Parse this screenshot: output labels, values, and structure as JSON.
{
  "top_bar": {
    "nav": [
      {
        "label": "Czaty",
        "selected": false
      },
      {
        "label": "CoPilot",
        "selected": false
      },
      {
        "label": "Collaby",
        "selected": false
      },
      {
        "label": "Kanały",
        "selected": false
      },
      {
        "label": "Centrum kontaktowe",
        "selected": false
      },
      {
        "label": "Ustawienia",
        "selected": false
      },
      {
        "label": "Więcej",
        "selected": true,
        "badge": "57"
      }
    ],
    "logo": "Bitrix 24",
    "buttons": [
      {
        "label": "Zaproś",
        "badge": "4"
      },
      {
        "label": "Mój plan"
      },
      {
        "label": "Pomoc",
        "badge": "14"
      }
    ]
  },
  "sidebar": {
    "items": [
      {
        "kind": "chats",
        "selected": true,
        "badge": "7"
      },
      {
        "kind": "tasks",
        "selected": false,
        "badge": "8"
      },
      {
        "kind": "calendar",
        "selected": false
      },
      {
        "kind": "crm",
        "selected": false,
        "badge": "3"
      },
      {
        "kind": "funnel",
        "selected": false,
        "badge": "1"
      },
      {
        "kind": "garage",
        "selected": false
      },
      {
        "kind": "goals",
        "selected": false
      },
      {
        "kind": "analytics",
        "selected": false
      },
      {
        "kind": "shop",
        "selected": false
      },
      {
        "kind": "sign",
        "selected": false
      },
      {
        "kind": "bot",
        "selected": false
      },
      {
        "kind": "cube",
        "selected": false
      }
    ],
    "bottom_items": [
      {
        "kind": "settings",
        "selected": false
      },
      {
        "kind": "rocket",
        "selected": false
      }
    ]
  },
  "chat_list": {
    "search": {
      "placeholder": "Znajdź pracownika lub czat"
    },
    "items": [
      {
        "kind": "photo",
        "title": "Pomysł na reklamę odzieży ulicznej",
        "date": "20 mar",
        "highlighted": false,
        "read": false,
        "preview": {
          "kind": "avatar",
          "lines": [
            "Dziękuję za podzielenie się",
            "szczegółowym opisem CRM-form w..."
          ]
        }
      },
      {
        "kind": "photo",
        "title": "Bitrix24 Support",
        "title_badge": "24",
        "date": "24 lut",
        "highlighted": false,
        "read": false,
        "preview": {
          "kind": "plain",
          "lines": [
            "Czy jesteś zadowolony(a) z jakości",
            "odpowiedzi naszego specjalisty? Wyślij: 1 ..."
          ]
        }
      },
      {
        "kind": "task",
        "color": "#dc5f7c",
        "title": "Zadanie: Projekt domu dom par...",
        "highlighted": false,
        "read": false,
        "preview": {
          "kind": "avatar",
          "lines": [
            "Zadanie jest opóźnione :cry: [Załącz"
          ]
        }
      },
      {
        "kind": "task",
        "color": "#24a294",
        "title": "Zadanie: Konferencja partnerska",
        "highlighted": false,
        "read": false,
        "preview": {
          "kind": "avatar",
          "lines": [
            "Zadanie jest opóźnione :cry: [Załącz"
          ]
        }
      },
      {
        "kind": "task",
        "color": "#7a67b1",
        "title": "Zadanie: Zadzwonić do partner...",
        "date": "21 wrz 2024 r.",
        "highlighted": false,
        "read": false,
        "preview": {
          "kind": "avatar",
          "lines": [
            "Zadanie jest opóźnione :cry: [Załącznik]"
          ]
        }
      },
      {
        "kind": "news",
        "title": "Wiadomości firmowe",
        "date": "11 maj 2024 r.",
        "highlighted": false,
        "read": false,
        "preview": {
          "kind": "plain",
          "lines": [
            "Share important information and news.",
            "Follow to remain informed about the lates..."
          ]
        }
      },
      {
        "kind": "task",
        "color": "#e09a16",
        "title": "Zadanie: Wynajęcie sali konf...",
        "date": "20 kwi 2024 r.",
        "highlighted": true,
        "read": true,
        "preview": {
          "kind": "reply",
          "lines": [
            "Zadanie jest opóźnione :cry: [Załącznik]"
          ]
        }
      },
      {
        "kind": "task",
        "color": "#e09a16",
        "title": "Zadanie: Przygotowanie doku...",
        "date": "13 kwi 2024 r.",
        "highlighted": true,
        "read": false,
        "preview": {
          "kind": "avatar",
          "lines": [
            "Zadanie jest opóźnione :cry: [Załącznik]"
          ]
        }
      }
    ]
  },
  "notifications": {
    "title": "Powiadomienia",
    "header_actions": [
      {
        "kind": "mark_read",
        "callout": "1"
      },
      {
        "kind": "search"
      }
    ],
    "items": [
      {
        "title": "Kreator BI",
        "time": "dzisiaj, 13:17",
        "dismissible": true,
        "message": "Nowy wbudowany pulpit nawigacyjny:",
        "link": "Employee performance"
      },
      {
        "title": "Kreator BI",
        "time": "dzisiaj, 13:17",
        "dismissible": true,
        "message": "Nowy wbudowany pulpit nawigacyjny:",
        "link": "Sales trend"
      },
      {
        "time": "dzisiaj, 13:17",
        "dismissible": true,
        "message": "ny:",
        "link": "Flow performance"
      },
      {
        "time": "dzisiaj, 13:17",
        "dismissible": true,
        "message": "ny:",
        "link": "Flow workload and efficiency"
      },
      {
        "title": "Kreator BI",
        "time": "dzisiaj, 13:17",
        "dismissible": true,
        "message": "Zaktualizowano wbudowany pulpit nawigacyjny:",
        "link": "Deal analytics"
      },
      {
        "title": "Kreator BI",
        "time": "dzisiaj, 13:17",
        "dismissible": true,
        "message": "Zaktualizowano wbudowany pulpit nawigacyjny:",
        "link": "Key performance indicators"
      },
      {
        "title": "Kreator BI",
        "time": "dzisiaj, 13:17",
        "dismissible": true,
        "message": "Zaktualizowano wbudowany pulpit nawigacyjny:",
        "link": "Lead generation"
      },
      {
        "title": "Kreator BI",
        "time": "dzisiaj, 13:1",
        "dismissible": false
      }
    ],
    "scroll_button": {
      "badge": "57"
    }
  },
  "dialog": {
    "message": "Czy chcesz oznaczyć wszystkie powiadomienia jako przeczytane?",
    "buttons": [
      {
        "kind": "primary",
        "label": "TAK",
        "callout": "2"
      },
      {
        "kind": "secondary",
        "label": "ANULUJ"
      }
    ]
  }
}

+---+

### PROBLEM REQUIREMENTS
Transcribe the data above in full, exactly.

### SOLUTION FOR THIS EXERCISE
Parse this screenshot: output labels, values, and structure as JSON.
{
  "top_bar": {
    "nav": [
      {
        "label": "Czaty",
        "selected": false
      },
      {
        "label": "CoPilot",
        "selected": false
      },
      {
        "label": "Collaby",
        "selected": false
      },
      {
        "label": "Kanały",
        "selected": false
      },
      {
        "label": "Centrum kontaktowe",
        "selected": false
      },
      {
        "label": "Ustawienia",
        "selected": false
      },
      {
        "label": "Więcej",
        "selected": true,
        "badge": "57"
      }
    ],
    "logo": "Bitrix 24",
    "buttons": [
      {
        "label": "Zaproś",
        "badge": "4"
      },
      {
        "label": "Mój plan"
      },
      {
        "label": "Pomoc",
        "badge": "14"
      }
    ]
  },
  "sidebar": {
    "items": [
      {
        "kind": "chats",
        "selected": true,
        "badge": "7"
      },
      {
        "kind": "tasks",
        "selected": false,
        "badge": "8"
      },
      {
        "kind": "calendar",
        "selected": false
      },
      {
        "kind": "crm",
        "selected": false,
        "badge": "3"
      },
      {
        "kind": "funnel",
        "selected": false,
        "badge": "1"
      },
      {
        "kind": "garage",
        "selected": false
      },
      {
        "kind": "goals",
        "selected": false
      },
      {
        "kind": "analytics",
        "selected": false
      },
      {
        "kind": "shop",
        "selected": false
      },
      {
        "kind": "sign",
        "selected": false
      },
      {
        "kind": "bot",
        "selected": false
      },
      {
        "kind": "cube",
        "selected": false
      }
    ],
    "bottom_items": [
      {
        "kind": "settings",
        "selected": false
      },
      {
        "kind": "rocket",
        "selected": false
      }
    ]
  },
  "chat_list": {
    "search": {
      "placeholder": "Znajdź pracownika lub czat"
    },
    "items": [
      {
        "kind": "photo",
        "title": "Pomysł na reklamę odzieży ulicznej",
        "date": "20 mar",
        "highlighted": false,
        "read": false,
        "preview": {
          "kind": "avatar",
          "lines": [
            "Dziękuję za podzielenie się",
            "szczegółowym opisem CRM-form w..."
          ]
        }
      },
      {
        "kind": "photo",
        "title": "Bitrix24 Support",
        "title_badge": "24",
        "date": "24 lut",
        "highlighted": false,
        "read": false,
        "preview": {
          "kind": "plain",
          "lines": [
            "Czy jesteś zadowolony(a) z jakości",
            "odpowiedzi naszego specjalisty? Wyślij: 1 ..."
          ]
        }
      },
      {
        "kind": "task",
        "color": "#dc5f7c",
        "title": "Zadanie: Projekt domu dom par...",
        "highlighted": false,
        "read": false,
        "preview": {
          "kind": "avatar",
          "lines": [
            "Zadanie jest opóźnione :cry: [Załącz"
          ]
        }
      },
      {
        "kind": "task",
        "color": "#24a294",
        "title": "Zadanie: Konferencja partnerska",
        "highlighted": false,
        "read": false,
        "preview": {
          "kind": "avatar",
          "lines": [
            "Zadanie jest opóźnione :cry: [Załącz"
          ]
        }
      },
      {
        "kind": "task",
        "color": "#7a67b1",
        "title": "Zadanie: Zadzwonić do partner...",
        "date": "21 wrz 2024 r.",
        "highlighted": false,
        "read": false,
        "preview": {
          "kind": "avatar",
          "lines": [
            "Zadanie jest opóźnione :cry: [Załącznik]"
          ]
        }
      },
      {
        "kind": "news",
        "title": "Wiadomości firmowe",
        "date": "11 maj 2024 r.",
        "highlighted": false,
        "read": false,
        "preview": {
          "kind": "plain",
          "lines": [
            "Share important information and news.",
            "Follow to remain informed about the lates..."
          ]
        }
      },
      {
        "kind": "task",
        "color": "#e09a16",
        "title": "Zadanie: Wynajęcie sali konf...",
        "date": "20 kwi 2024 r.",
        "highlighted": true,
        "read": true,
        "preview": {
          "kind": "reply",
          "lines": [
            "Zadanie jest opóźnione :cry: [Załącznik]"
          ]
        }
      },
      {
        "kind": "task",
        "color": "#e09a16",
        "title": "Zadanie: Przygotowanie doku...",
        "date": "13 kwi 2024 r.",
        "highlighted": true,
        "read": false,
        "preview": {
          "kind": "avatar",
          "lines": [
            "Zadanie jest opóźnione :cry: [Załącznik]"
          ]
        }
      }
    ]
  },
  "notifications": {
    "title": "Powiadomienia",
    "header_actions": [
      {
        "kind": "mark_read",
        "callout": "1"
      },
      {
        "kind": "search"
      }
    ],
    "items": [
      {
        "title": "Kreator BI",
        "time": "dzisiaj, 13:17",
        "dismissible": true,
        "message": "Nowy wbudowany pulpit nawigacyjny:",
        "link": "Employee performance"
      },
      {
        "title": "Kreator BI",
        "time": "dzisiaj, 13:17",
        "dismissible": true,
        "message": "Nowy wbudowany pulpit nawigacyjny:",
        "link": "Sales trend"
      },
      {
        "time": "dzisiaj, 13:17",
        "dismissible": true,
        "message": "ny:",
        "link": "Flow performance"
      },
      {
        "time": "dzisiaj, 13:17",
        "dismissible": true,
        "message": "ny:",
        "link": "Flow workload and efficiency"
      },
      {
        "title": "Kreator BI",
        "time": "dzisiaj, 13:17",
        "dismissible": true,
        "message": "Zaktualizowano wbudowany pulpit nawigacyjny:",
        "link": "Deal analytics"
      },
      {
        "title": "Kreator BI",
        "time": "dzisiaj, 13:17",
        "dismissible": true,
        "message": "Zaktualizowano wbudowany pulpit nawigacyjny:",
        "link": "Key performance indicators"
      },
      {
        "title": "Kreator BI",
        "time": "dzisiaj, 13:17",
        "dismissible": true,
        "message": "Zaktualizowano wbudowany pulpit nawigacyjny:",
        "link": "Lead generation"
      },
      {
        "title": "Kreator BI",
        "time": "dzisiaj, 13:1",
        "dismissible": false
      }
    ],
    "scroll_button": {
      "badge": "57"
    }
  },
  "dialog": {
    "message": "Czy chcesz oznaczyć wszystkie powiadomienia jako przeczytane?",
    "buttons": [
      {
        "kind": "primary",
        "label": "TAK",
        "callout": "2"
      },
      {
        "kind": "secondary",
        "label": "ANULUJ"
      }
    ]
  }
}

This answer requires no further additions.